┏━━
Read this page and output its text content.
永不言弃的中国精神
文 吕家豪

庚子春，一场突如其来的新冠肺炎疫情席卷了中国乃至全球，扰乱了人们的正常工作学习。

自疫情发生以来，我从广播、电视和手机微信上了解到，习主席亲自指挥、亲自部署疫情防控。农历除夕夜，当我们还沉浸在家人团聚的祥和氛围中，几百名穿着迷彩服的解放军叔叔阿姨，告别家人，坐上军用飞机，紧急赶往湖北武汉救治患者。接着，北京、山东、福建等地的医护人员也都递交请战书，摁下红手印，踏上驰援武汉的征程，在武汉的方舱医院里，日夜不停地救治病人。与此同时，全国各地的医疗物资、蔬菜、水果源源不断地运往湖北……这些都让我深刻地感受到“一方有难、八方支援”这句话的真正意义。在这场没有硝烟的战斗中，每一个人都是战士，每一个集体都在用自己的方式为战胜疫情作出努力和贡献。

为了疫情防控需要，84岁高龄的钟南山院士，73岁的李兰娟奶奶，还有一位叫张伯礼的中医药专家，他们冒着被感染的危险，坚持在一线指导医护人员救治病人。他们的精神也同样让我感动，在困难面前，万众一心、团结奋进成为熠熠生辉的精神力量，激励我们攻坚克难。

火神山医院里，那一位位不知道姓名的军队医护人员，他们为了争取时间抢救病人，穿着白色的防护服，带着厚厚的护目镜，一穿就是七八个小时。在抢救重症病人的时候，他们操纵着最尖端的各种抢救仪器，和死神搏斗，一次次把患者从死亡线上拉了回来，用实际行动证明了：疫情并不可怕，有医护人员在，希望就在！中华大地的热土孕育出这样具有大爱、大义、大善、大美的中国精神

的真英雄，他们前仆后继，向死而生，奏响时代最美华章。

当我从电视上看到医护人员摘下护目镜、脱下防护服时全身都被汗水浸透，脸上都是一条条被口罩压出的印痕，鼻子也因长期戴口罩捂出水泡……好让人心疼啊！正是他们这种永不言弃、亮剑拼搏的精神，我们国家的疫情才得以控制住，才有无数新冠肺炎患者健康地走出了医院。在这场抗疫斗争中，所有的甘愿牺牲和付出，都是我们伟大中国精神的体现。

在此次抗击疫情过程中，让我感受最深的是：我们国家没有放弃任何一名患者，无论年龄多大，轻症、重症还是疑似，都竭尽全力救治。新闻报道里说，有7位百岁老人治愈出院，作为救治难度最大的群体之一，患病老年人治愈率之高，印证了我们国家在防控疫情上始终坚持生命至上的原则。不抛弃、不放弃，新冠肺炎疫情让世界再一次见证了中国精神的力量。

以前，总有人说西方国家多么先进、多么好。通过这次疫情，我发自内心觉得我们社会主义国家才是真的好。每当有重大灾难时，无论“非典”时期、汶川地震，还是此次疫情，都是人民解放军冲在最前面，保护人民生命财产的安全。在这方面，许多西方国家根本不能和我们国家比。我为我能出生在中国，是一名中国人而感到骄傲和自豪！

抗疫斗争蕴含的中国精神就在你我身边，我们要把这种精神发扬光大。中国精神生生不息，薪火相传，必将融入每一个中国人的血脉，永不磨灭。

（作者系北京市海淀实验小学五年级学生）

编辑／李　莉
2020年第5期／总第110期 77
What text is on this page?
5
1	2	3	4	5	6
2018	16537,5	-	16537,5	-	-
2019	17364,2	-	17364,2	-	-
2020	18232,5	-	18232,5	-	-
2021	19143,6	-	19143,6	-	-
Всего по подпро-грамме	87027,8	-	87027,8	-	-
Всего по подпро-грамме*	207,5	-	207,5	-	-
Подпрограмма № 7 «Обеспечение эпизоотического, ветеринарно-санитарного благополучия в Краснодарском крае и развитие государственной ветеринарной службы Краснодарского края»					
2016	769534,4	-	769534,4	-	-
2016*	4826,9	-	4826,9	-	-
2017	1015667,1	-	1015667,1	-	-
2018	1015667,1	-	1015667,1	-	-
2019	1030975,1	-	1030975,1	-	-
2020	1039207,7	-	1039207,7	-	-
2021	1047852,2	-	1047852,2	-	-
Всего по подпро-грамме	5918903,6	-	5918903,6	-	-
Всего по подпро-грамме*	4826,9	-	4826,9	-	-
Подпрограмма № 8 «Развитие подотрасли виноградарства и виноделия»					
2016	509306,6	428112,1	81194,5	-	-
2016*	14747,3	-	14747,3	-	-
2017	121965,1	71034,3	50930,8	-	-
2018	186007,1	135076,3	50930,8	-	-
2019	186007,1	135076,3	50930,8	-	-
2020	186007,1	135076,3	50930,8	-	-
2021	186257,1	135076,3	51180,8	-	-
┗━━
Task to complete: Reproduce all the data word for word.

Output of the task:
Read this page and output its text content.
永不言弃的中国精神
文 吕家豪

庚子春，一场突如其来的新冠肺炎疫情席卷了中国乃至全球，扰乱了人们的正常工作学习。

自疫情发生以来，我从广播、电视和手机微信上了解到，习主席亲自指挥、亲自部署疫情防控。农历除夕夜，当我们还沉浸在家人团聚的祥和氛围中，几百名穿着迷彩服的解放军叔叔阿姨，告别家人，坐上军用飞机，紧急赶往湖北武汉救治患者。接着，北京、山东、福建等地的医护人员也都递交请战书，摁下红手印，踏上驰援武汉的征程，在武汉的方舱医院里，日夜不停地救治病人。与此同时，全国各地的医疗物资、蔬菜、水果源源不断地运往湖北……这些都让我深刻地感受到“一方有难、八方支援”这句话的真正意义。在这场没有硝烟的战斗中，每一个人都是战士，每一个集体都在用自己的方式为战胜疫情作出努力和贡献。

为了疫情防控需要，84岁高龄的钟南山院士，73岁的李兰娟奶奶，还有一位叫张伯礼的中医药专家，他们冒着被感染的危险，坚持在一线指导医护人员救治病人。他们的精神也同样让我感动，在困难面前，万众一心、团结奋进成为熠熠生辉的精神力量，激励我们攻坚克难。

火神山医院里，那一位位不知道姓名的军队医护人员，他们为了争取时间抢救病人，穿着白色的防护服，带着厚厚的护目镜，一穿就是七八个小时。在抢救重症病人的时候，他们操纵着最尖端的各种抢救仪器，和死神搏斗，一次次把患者从死亡线上拉了回来，用实际行动证明了：疫情并不可怕，有医护人员在，希望就在！中华大地的热土孕育出这样具有大爱、大义、大善、大美的中国精神

的真英雄，他们前仆后继，向死而生，奏响时代最美华章。

当我从电视上看到医护人员摘下护目镜、脱下防护服时全身都被汗水浸透，脸上都是一条条被口罩压出的印痕，鼻子也因长期戴口罩捂出水泡……好让人心疼啊！正是他们这种永不言弃、亮剑拼搏的精神，我们国家的疫情才得以控制住，才有无数新冠肺炎患者健康地走出了医院。在这场抗疫斗争中，所有的甘愿牺牲和付出，都是我们伟大中国精神的体现。

在此次抗击疫情过程中，让我感受最深的是：我们国家没有放弃任何一名患者，无论年龄多大，轻症、重症还是疑似，都竭尽全力救治。新闻报道里说，有7位百岁老人治愈出院，作为救治难度最大的群体之一，患病老年人治愈率之高，印证了我们国家在防控疫情上始终坚持生命至上的原则。不抛弃、不放弃，新冠肺炎疫情让世界再一次见证了中国精神的力量。

以前，总有人说西方国家多么先进、多么好。通过这次疫情，我发自内心觉得我们社会主义国家才是真的好。每当有重大灾难时，无论“非典”时期、汶川地震，还是此次疫情，都是人民解放军冲在最前面，保护人民生命财产的安全。在这方面，许多西方国家根本不能和我们国家比。我为我能出生在中国，是一名中国人而感到骄傲和自豪！

抗疫斗争蕴含的中国精神就在你我身边，我们要把这种精神发扬光大。中国精神生生不息，薪火相传，必将融入每一个中国人的血脉，永不磨灭。

（作者系北京市海淀实验小学五年级学生）

编辑／李　莉
2020年第5期／总第110期 77
What text is on this page?
5
1	2	3	4	5	6
2018	16537,5	-	16537,5	-	-
2019	17364,2	-	17364,2	-	-
2020	18232,5	-	18232,5	-	-
2021	19143,6	-	19143,6	-	-
Всего по подпро-грамме	87027,8	-	87027,8	-	-
Всего по подпро-грамме*	207,5	-	207,5	-	-
Подпрограмма № 7 «Обеспечение эпизоотического, ветеринарно-санитарного благополучия в Краснодарском крае и развитие государственной ветеринарной службы Краснодарского края»					
2016	769534,4	-	769534,4	-	-
2016*	4826,9	-	4826,9	-	-
2017	1015667,1	-	1015667,1	-	-
2018	1015667,1	-	1015667,1	-	-
2019	1030975,1	-	1030975,1	-	-
2020	1039207,7	-	1039207,7	-	-
2021	1047852,2	-	1047852,2	-	-
Всего по подпро-грамме	5918903,6	-	5918903,6	-	-
Всего по подпро-грамме*	4826,9	-	4826,9	-	-
Подпрограмма № 8 «Развитие подотрасли виноградарства и виноделия»					
2016	509306,6	428112,1	81194,5	-	-
2016*	14747,3	-	14747,3	-	-
2017	121965,1	71034,3	50930,8	-	-
2018	186007,1	135076,3	50930,8	-	-
2019	186007,1	135076,3	50930,8	-	-
2020	186007,1	135076,3	50930,8	-	-
2021	186257,1	135076,3	51180,8	-	-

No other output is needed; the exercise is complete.